Do this: Your task is to filter the data below down to the lines holding "North".

Data items:
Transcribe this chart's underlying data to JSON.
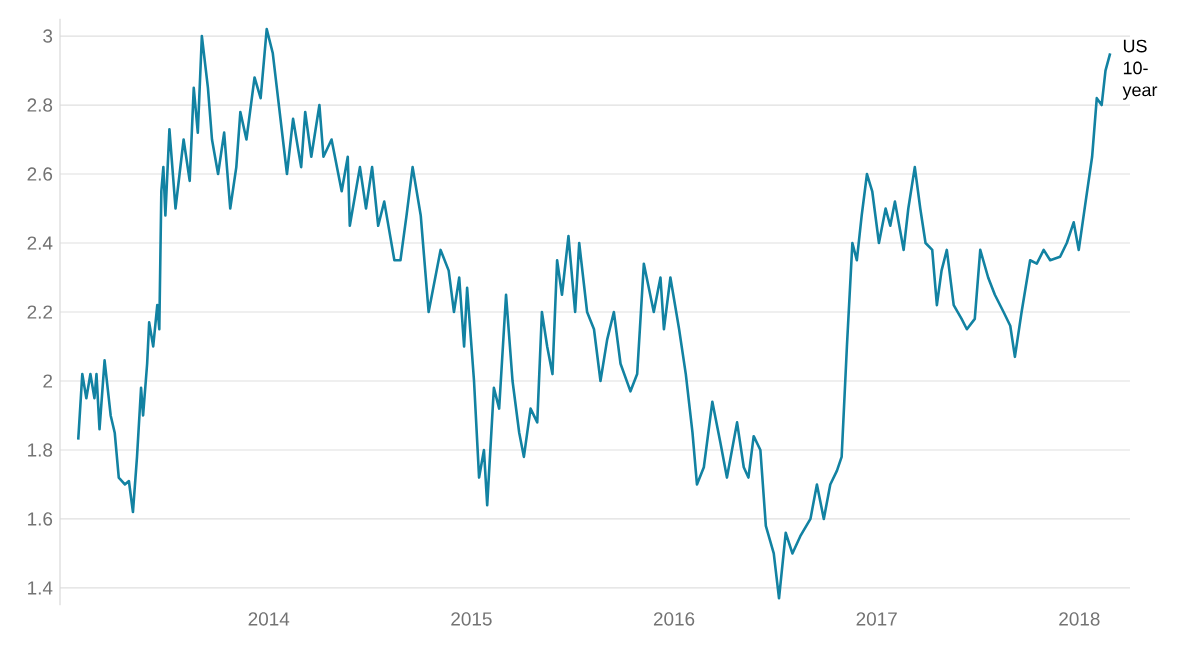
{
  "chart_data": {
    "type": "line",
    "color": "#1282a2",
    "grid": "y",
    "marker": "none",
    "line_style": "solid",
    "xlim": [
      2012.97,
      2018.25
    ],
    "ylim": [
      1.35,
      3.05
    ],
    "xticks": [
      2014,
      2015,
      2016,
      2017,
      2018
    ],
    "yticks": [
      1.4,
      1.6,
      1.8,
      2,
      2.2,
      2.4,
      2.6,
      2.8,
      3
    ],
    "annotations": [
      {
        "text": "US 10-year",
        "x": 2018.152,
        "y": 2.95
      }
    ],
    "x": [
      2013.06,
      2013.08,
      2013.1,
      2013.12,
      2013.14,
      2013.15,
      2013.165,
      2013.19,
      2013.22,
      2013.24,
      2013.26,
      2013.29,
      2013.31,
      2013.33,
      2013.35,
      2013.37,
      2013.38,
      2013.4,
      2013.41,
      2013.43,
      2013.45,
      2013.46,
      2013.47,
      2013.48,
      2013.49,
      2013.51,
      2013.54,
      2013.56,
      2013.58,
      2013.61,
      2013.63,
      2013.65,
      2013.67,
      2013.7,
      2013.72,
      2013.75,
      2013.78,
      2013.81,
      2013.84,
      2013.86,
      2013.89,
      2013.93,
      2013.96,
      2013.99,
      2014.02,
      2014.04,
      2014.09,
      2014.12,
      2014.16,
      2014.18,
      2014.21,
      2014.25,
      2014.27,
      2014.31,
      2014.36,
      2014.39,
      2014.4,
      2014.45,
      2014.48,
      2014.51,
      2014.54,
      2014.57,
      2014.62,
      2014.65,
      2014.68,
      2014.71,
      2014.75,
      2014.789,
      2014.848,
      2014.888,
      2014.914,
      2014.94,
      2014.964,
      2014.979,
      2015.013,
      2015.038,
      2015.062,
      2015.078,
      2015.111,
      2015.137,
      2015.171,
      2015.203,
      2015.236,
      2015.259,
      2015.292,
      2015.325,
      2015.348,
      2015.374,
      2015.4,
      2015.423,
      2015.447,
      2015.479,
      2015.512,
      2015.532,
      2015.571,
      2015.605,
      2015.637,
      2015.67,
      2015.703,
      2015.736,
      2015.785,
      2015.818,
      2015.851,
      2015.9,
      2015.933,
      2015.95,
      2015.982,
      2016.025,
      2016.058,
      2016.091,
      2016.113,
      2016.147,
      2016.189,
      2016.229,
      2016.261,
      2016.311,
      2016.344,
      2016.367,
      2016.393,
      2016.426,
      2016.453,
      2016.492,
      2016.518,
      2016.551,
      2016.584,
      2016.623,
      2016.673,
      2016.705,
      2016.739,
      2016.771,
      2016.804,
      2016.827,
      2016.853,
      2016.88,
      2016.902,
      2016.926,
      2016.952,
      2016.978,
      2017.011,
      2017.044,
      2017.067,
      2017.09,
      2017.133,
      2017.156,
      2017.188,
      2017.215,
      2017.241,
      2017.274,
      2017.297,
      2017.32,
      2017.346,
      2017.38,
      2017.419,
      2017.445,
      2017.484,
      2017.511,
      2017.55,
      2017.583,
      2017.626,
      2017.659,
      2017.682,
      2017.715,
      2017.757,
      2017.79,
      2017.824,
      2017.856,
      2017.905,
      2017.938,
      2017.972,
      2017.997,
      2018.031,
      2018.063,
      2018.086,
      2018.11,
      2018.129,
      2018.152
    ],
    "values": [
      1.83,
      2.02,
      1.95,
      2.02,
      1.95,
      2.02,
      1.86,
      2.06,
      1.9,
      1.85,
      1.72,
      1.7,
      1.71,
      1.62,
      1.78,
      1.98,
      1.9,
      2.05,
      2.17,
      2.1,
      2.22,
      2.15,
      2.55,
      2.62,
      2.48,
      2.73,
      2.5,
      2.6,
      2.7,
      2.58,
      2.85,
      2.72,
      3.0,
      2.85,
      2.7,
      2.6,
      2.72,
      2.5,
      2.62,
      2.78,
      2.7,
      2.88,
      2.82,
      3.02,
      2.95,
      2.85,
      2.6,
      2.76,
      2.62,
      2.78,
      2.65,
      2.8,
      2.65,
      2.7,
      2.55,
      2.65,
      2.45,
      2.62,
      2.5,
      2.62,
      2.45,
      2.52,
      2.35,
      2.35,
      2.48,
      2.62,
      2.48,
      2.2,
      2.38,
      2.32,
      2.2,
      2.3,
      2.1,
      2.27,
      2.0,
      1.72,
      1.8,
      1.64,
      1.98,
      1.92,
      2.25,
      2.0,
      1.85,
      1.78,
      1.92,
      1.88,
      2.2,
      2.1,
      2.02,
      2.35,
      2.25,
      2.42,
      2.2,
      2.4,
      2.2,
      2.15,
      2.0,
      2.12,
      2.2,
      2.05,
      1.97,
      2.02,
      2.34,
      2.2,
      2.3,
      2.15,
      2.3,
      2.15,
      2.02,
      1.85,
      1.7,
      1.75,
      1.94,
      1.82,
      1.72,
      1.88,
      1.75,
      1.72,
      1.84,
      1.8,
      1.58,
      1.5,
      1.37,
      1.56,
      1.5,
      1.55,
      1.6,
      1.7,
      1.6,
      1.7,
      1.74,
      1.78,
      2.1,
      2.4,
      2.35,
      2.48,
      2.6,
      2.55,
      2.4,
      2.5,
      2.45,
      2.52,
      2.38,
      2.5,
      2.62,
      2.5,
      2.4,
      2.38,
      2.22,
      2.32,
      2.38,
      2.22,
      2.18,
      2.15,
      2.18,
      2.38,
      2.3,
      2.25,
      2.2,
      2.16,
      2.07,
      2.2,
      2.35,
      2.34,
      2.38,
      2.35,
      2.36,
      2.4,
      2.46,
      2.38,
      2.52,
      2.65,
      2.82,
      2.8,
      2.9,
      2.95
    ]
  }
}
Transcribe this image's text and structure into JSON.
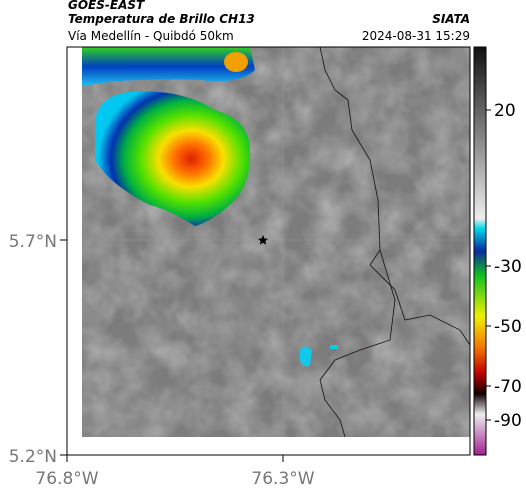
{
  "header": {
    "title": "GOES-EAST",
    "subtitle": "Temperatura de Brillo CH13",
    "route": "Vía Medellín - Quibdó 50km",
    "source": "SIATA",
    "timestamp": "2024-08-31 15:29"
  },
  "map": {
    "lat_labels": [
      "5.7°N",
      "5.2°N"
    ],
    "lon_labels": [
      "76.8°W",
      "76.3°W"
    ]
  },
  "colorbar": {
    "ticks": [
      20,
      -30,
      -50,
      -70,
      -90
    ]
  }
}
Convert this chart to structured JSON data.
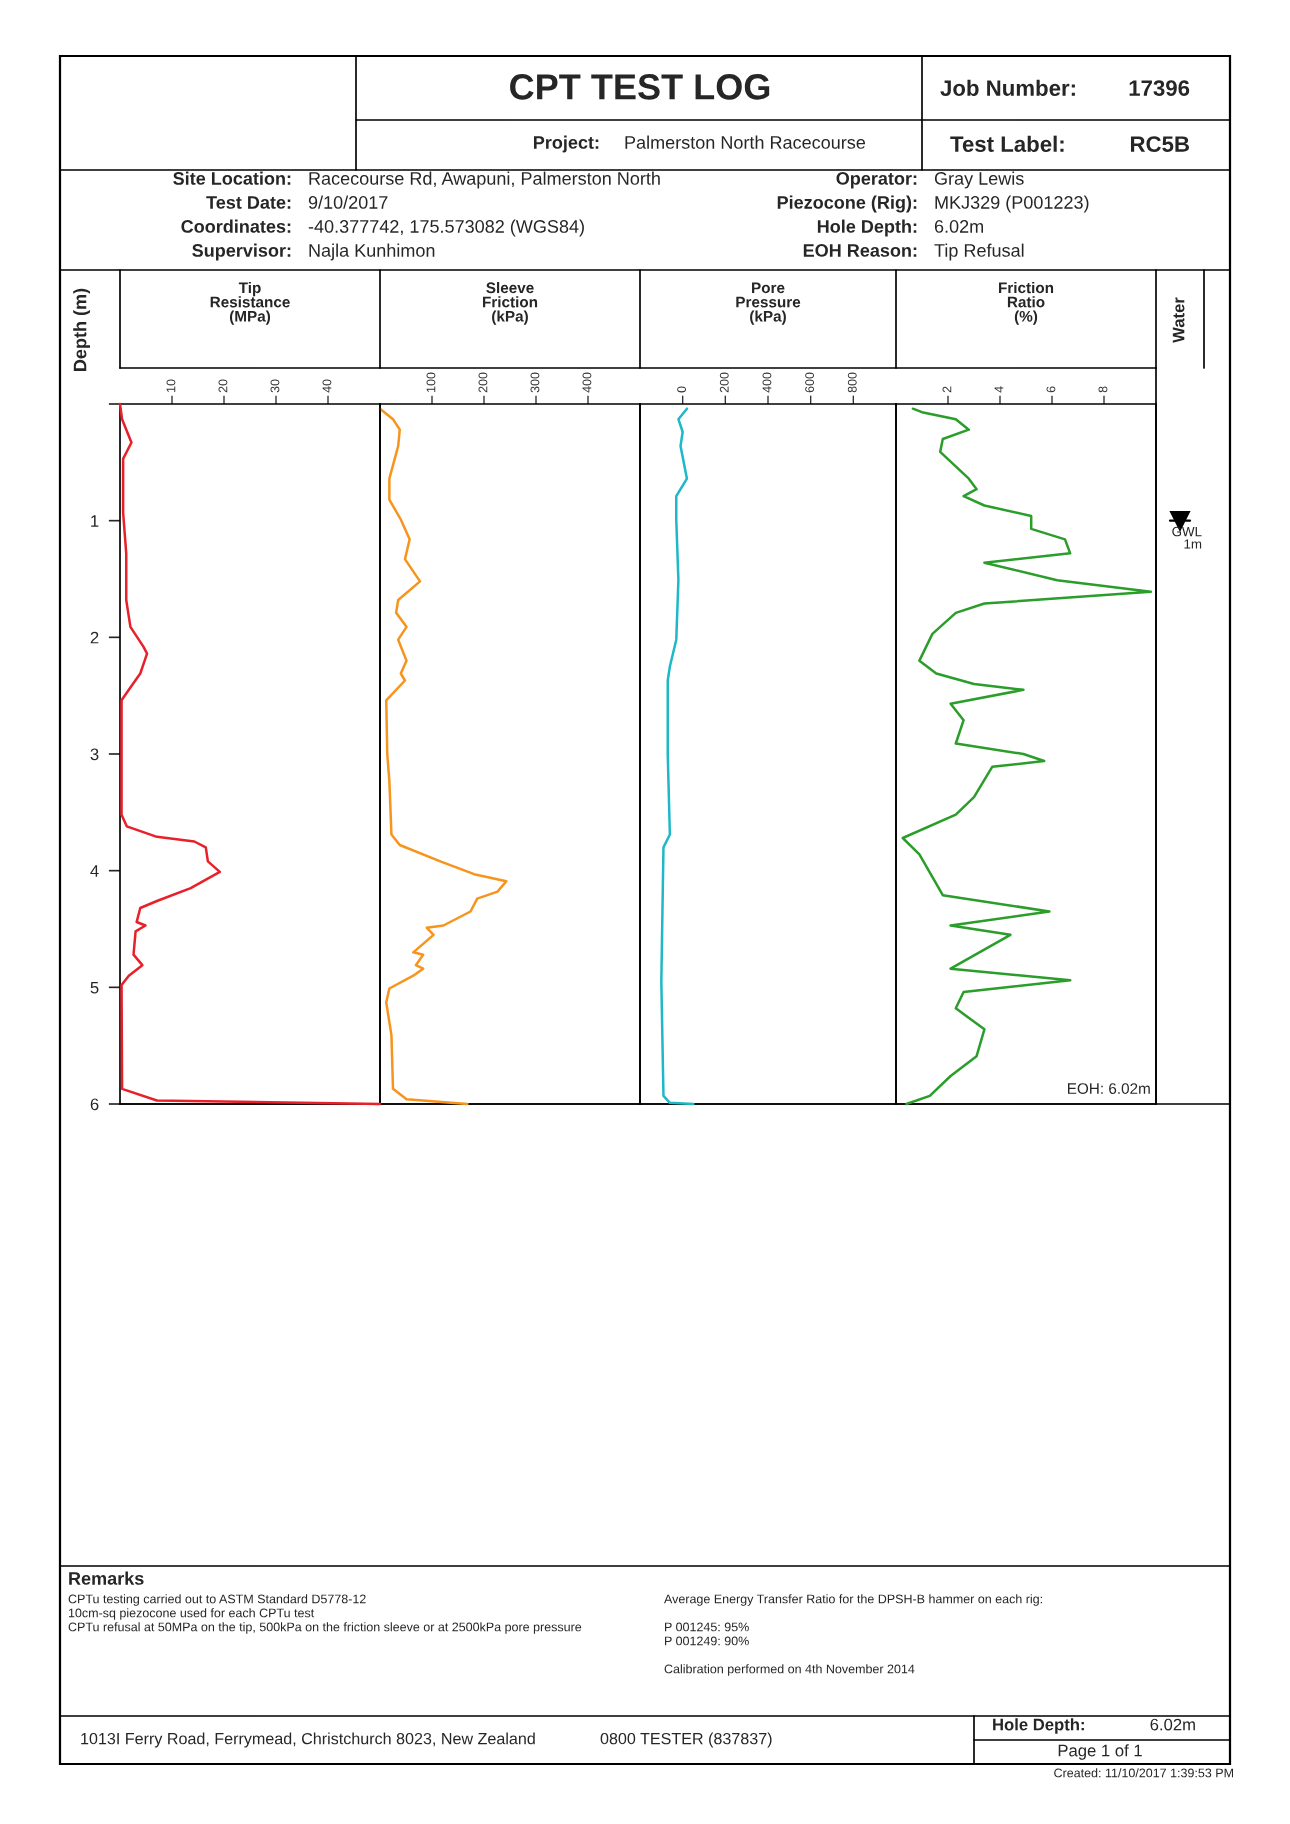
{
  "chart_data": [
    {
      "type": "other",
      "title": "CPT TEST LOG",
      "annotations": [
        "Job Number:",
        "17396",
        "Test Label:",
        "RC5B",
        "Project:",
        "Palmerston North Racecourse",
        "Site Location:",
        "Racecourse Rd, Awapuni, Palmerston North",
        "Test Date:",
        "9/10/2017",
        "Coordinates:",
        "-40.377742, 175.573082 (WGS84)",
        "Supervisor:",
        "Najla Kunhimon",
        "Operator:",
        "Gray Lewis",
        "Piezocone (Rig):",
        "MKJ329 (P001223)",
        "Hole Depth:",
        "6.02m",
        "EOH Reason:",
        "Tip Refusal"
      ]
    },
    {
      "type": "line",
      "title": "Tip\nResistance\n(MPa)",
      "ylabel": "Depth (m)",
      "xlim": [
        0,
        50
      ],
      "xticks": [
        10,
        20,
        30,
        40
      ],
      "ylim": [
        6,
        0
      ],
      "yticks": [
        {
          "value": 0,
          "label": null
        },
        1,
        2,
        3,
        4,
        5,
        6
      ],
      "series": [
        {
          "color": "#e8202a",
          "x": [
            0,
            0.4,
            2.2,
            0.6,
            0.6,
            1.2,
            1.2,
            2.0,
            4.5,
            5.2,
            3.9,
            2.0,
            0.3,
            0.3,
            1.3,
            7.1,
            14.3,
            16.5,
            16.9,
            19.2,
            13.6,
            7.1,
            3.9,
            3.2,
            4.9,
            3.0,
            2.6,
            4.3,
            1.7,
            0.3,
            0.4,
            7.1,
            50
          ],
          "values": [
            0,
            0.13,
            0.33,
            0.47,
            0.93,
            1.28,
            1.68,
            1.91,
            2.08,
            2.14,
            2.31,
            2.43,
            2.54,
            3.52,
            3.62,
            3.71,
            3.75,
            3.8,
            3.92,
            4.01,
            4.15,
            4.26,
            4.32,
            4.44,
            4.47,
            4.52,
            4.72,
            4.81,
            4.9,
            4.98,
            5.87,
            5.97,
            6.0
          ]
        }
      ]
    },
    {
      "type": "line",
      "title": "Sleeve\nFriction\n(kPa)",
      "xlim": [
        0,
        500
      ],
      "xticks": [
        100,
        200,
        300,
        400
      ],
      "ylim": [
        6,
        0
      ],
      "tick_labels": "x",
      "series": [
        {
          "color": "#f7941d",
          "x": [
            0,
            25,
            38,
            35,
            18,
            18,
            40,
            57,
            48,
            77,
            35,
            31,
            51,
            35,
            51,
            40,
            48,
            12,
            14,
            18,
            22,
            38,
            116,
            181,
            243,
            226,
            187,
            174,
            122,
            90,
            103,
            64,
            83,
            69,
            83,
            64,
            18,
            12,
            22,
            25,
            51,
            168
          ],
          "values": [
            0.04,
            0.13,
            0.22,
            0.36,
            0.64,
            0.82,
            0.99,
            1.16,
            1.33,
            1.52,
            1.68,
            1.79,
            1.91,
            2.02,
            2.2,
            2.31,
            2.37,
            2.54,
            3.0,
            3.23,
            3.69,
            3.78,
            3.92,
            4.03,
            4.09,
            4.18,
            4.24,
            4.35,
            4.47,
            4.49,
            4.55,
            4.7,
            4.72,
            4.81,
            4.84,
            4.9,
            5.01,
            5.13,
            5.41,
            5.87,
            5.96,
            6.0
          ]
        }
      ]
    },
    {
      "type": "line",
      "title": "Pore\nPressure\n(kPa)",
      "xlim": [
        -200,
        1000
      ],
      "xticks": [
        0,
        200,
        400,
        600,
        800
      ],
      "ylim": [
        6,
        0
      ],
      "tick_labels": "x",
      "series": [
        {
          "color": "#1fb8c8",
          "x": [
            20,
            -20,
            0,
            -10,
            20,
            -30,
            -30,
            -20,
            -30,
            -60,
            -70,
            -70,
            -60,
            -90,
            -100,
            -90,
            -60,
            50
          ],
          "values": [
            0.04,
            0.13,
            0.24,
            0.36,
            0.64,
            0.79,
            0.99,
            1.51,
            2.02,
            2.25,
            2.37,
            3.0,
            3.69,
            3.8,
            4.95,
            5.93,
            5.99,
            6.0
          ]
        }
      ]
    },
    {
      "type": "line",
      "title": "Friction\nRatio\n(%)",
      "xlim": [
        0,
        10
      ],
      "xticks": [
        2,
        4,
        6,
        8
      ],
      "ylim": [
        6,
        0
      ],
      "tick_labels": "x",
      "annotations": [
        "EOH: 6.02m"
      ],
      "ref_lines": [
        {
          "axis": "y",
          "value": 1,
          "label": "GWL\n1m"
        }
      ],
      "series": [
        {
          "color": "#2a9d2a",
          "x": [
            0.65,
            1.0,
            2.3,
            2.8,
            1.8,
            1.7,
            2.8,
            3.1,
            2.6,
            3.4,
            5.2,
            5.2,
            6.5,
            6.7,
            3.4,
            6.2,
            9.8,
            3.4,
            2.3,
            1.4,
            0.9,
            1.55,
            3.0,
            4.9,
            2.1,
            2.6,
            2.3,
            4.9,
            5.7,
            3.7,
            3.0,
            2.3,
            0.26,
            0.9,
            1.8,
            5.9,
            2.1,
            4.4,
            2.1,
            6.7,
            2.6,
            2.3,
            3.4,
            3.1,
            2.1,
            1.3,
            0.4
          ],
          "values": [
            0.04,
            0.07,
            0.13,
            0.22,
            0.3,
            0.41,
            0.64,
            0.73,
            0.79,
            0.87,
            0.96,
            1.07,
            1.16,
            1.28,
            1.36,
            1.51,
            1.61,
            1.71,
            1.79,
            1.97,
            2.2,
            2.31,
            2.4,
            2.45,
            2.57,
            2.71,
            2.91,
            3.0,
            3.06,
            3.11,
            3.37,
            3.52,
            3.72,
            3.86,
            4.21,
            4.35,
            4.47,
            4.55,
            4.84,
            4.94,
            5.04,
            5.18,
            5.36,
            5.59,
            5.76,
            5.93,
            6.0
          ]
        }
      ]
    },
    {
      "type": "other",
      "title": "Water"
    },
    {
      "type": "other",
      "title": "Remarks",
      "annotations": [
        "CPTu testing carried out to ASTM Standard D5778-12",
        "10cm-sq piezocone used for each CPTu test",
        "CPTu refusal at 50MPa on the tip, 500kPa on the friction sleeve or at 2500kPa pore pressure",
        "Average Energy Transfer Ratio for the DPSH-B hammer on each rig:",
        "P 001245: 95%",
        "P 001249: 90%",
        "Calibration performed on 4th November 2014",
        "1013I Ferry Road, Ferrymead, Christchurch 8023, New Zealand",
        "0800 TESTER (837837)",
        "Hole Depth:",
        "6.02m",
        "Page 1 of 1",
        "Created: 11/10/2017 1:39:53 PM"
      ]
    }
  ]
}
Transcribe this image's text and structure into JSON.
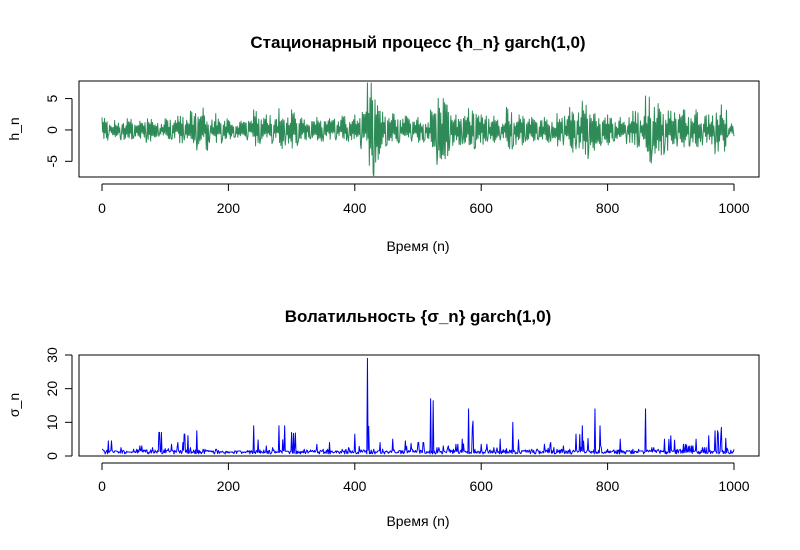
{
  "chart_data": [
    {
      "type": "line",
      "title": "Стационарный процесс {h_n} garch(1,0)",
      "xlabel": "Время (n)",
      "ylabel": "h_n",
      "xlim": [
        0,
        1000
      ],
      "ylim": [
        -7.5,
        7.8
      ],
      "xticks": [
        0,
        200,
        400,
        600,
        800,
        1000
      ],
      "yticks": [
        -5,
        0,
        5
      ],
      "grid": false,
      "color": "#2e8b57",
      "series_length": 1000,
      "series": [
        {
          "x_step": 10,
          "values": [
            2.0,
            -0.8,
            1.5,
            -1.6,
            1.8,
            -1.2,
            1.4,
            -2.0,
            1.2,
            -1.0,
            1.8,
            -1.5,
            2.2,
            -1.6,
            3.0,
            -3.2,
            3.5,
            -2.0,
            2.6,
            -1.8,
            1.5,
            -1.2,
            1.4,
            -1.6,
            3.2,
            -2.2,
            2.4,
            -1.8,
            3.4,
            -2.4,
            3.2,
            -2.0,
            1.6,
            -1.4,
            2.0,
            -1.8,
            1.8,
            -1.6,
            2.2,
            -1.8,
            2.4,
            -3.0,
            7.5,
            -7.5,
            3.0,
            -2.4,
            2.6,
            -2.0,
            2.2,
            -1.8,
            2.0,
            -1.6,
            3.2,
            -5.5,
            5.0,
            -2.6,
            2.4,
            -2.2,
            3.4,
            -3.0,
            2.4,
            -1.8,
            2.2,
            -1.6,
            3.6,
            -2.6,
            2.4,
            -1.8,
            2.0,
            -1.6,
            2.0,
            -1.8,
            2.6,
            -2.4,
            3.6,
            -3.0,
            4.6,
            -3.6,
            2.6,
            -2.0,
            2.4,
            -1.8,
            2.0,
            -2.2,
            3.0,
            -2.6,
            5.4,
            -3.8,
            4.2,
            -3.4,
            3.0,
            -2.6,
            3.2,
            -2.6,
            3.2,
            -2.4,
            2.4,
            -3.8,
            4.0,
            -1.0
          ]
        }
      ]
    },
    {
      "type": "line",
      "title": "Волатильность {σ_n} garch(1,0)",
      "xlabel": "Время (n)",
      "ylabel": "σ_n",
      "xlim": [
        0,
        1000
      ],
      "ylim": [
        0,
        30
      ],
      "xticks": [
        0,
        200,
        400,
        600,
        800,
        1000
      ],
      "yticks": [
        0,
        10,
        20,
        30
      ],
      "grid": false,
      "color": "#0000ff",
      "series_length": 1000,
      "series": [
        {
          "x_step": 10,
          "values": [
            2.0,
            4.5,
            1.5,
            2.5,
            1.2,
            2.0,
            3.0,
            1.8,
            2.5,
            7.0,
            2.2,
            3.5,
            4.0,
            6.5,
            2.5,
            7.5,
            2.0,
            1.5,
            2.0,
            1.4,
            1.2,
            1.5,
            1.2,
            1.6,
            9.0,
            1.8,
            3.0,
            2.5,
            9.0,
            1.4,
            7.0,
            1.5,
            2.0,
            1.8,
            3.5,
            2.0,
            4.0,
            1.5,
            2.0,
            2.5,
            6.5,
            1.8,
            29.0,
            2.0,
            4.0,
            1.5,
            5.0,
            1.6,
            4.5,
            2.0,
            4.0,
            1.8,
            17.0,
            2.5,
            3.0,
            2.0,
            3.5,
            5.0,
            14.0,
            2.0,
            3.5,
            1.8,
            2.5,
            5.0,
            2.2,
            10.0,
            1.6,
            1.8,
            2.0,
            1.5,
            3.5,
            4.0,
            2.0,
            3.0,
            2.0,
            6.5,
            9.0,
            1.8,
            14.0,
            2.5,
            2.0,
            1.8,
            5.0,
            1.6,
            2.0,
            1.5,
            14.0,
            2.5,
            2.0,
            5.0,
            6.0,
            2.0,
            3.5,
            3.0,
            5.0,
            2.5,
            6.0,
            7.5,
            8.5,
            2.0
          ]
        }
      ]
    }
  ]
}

Exercise response:
        "Palmerston North Racecourse",
        "Racecourse Rd, Awapuni, Palmerston North",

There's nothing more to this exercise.